## What to work on
Retype each entry below, keeping every character the same.
[Start]
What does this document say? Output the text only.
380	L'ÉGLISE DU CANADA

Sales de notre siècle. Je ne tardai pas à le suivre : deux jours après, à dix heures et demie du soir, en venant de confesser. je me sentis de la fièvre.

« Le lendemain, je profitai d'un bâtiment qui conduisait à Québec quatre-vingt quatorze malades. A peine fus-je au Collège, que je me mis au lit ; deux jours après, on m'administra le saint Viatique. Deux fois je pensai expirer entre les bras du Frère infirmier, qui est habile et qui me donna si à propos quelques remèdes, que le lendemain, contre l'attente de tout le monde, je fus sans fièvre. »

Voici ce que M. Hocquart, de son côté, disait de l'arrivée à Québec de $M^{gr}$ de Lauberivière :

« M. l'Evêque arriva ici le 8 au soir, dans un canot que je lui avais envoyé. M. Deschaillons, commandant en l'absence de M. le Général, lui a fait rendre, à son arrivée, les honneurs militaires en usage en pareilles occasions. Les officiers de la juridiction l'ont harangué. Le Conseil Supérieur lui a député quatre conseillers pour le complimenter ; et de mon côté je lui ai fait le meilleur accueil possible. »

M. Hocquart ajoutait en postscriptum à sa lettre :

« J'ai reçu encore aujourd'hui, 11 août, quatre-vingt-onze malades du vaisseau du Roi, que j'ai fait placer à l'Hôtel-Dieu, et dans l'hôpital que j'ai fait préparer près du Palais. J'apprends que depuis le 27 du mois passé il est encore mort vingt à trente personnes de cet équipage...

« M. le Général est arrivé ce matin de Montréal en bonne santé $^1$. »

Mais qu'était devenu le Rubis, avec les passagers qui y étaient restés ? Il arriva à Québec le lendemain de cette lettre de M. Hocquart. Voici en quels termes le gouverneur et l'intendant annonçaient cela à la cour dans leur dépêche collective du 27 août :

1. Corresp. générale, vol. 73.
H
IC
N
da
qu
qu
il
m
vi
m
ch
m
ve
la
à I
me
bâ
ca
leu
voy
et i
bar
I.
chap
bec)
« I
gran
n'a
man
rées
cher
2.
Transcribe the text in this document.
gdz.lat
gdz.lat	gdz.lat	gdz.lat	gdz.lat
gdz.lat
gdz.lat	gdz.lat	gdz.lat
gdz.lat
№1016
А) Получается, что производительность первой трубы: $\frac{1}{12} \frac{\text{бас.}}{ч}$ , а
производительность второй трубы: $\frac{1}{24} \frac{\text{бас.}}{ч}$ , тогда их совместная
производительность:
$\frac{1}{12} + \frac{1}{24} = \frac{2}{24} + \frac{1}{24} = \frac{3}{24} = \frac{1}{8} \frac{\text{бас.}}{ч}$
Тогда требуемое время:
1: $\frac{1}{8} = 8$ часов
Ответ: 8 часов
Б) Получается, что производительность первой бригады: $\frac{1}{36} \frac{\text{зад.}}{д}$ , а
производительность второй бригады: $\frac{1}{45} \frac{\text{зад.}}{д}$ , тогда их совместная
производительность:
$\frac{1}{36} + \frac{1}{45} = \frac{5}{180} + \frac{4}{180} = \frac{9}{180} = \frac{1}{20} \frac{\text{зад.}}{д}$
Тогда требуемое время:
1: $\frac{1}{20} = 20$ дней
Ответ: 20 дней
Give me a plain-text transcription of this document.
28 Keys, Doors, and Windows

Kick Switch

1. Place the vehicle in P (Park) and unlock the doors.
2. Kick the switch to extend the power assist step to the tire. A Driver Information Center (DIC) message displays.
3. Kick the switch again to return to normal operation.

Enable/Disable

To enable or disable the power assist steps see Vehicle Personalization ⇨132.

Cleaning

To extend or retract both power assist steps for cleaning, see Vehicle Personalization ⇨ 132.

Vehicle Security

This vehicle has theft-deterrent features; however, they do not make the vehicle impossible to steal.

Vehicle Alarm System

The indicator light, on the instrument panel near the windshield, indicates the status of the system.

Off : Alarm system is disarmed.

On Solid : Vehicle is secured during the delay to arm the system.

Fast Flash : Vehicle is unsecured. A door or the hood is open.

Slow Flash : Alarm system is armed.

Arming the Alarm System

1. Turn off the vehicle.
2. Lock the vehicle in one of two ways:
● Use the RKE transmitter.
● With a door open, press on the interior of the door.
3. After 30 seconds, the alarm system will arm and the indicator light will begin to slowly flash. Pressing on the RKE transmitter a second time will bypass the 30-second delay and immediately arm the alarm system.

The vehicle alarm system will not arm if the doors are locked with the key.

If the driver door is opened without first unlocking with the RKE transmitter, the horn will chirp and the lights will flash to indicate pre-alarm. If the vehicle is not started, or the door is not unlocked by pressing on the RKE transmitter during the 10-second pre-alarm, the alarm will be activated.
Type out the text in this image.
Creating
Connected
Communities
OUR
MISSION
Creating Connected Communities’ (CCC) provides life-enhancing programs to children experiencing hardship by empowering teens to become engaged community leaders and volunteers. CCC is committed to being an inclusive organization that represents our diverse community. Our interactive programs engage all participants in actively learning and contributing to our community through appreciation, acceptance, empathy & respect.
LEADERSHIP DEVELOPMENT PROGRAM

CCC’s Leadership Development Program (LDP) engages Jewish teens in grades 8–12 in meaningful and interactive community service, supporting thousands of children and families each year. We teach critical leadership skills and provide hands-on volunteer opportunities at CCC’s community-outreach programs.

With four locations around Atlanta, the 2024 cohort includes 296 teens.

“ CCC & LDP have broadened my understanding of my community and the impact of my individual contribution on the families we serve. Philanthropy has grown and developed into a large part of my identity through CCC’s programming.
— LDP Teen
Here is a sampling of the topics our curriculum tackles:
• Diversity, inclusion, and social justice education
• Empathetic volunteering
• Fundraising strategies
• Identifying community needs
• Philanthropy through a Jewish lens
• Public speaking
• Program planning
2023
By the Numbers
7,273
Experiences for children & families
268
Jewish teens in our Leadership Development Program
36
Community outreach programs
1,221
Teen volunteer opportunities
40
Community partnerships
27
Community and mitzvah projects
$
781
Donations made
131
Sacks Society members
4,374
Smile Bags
[End]
## Exercise result
What does this document say? Output the text only.
380	L'ÉGLISE DU CANADA

Sales de notre siècle. Je ne tardai pas à le suivre : deux jours après, à dix heures et demie du soir, en venant de confesser. je me sentis de la fièvre.

« Le lendemain, je profitai d'un bâtiment qui conduisait à Québec quatre-vingt quatorze malades. A peine fus-je au Collège, que je me mis au lit ; deux jours après, on m'administra le saint Viatique. Deux fois je pensai expirer entre les bras du Frère infirmier, qui est habile et qui me donna si à propos quelques remèdes, que le lendemain, contre l'attente de tout le monde, je fus sans fièvre. »

Voici ce que M. Hocquart, de son côté, disait de l'arrivée à Québec de $M^{gr}$ de Lauberivière :

« M. l'Evêque arriva ici le 8 au soir, dans un canot que je lui avais envoyé. M. Deschaillons, commandant en l'absence de M. le Général, lui a fait rendre, à son arrivée, les honneurs militaires en usage en pareilles occasions. Les officiers de la juridiction l'ont harangué. Le Conseil Supérieur lui a député quatre conseillers pour le complimenter ; et de mon côté je lui ai fait le meilleur accueil possible. »

M. Hocquart ajoutait en postscriptum à sa lettre :

« J'ai reçu encore aujourd'hui, 11 août, quatre-vingt-onze malades du vaisseau du Roi, que j'ai fait placer à l'Hôtel-Dieu, et dans l'hôpital que j'ai fait préparer près du Palais. J'apprends que depuis le 27 du mois passé il est encore mort vingt à trente personnes de cet équipage...

« M. le Général est arrivé ce matin de Montréal en bonne santé $^1$. »

Mais qu'était devenu le Rubis, avec les passagers qui y étaient restés ? Il arriva à Québec le lendemain de cette lettre de M. Hocquart. Voici en quels termes le gouverneur et l'intendant annonçaient cela à la cour dans leur dépêche collective du 27 août :

1. Corresp. générale, vol. 73.
H
IC
N
da
qu
qu
il
m
vi
m
ch
m
ve
la
à I
me
bâ
ca
leu
voy
et i
bar
I.
chap
bec)
« I
gran
n'a
man
rées
cher
2.
Transcribe the text in this document.
gdz.lat
gdz.lat	gdz.lat	gdz.lat	gdz.lat
gdz.lat
gdz.lat	gdz.lat	gdz.lat
gdz.lat
№1016
А) Получается, что производительность первой трубы: $\frac{1}{12} \frac{\text{бас.}}{ч}$ , а
производительность второй трубы: $\frac{1}{24} \frac{\text{бас.}}{ч}$ , тогда их совместная
производительность:
$\frac{1}{12} + \frac{1}{24} = \frac{2}{24} + \frac{1}{24} = \frac{3}{24} = \frac{1}{8} \frac{\text{бас.}}{ч}$
Тогда требуемое время:
1: $\frac{1}{8} = 8$ часов
Ответ: 8 часов
Б) Получается, что производительность первой бригады: $\frac{1}{36} \frac{\text{зад.}}{д}$ , а
производительность второй бригады: $\frac{1}{45} \frac{\text{зад.}}{д}$ , тогда их совместная
производительность:
$\frac{1}{36} + \frac{1}{45} = \frac{5}{180} + \frac{4}{180} = \frac{9}{180} = \frac{1}{20} \frac{\text{зад.}}{д}$
Тогда требуемое время:
1: $\frac{1}{20} = 20$ дней
Ответ: 20 дней
Give me a plain-text transcription of this document.
28 Keys, Doors, and Windows

Kick Switch

1. Place the vehicle in P (Park) and unlock the doors.
2. Kick the switch to extend the power assist step to the tire. A Driver Information Center (DIC) message displays.
3. Kick the switch again to return to normal operation.

Enable/Disable

To enable or disable the power assist steps see Vehicle Personalization ⇨132.

Cleaning

To extend or retract both power assist steps for cleaning, see Vehicle Personalization ⇨ 132.

Vehicle Security

This vehicle has theft-deterrent features; however, they do not make the vehicle impossible to steal.

Vehicle Alarm System

The indicator light, on the instrument panel near the windshield, indicates the status of the system.

Off : Alarm system is disarmed.

On Solid : Vehicle is secured during the delay to arm the system.

Fast Flash : Vehicle is unsecured. A door or the hood is open.

Slow Flash : Alarm system is armed.

Arming the Alarm System

1. Turn off the vehicle.
2. Lock the vehicle in one of two ways:
● Use the RKE transmitter.
● With a door open, press on the interior of the door.
3. After 30 seconds, the alarm system will arm and the indicator light will begin to slowly flash. Pressing on the RKE transmitter a second time will bypass the 30-second delay and immediately arm the alarm system.

The vehicle alarm system will not arm if the doors are locked with the key.

If the driver door is opened without first unlocking with the RKE transmitter, the horn will chirp and the lights will flash to indicate pre-alarm. If the vehicle is not started, or the door is not unlocked by pressing on the RKE transmitter during the 10-second pre-alarm, the alarm will be activated.
Type out the text in this image.
Creating
Connected
Communities
OUR
MISSION
Creating Connected Communities’ (CCC) provides life-enhancing programs to children experiencing hardship by empowering teens to become engaged community leaders and volunteers. CCC is committed to being an inclusive organization that represents our diverse community. Our interactive programs engage all participants in actively learning and contributing to our community through appreciation, acceptance, empathy & respect.
LEADERSHIP DEVELOPMENT PROGRAM

CCC’s Leadership Development Program (LDP) engages Jewish teens in grades 8–12 in meaningful and interactive community service, supporting thousands of children and families each year. We teach critical leadership skills and provide hands-on volunteer opportunities at CCC’s community-outreach programs.

With four locations around Atlanta, the 2024 cohort includes 296 teens.

“ CCC & LDP have broadened my understanding of my community and the impact of my individual contribution on the families we serve. Philanthropy has grown and developed into a large part of my identity through CCC’s programming.
— LDP Teen
Here is a sampling of the topics our curriculum tackles:
• Diversity, inclusion, and social justice education
• Empathetic volunteering
• Fundraising strategies
• Identifying community needs
• Philanthropy through a Jewish lens
• Public speaking
• Program planning
2023
By the Numbers
7,273
Experiences for children & families
268
Jewish teens in our Leadership Development Program
36
Community outreach programs
1,221
Teen volunteer opportunities
40
Community partnerships
27
Community and mitzvah projects
$
781
Donations made
131
Sacks Society members
4,374
Smile Bags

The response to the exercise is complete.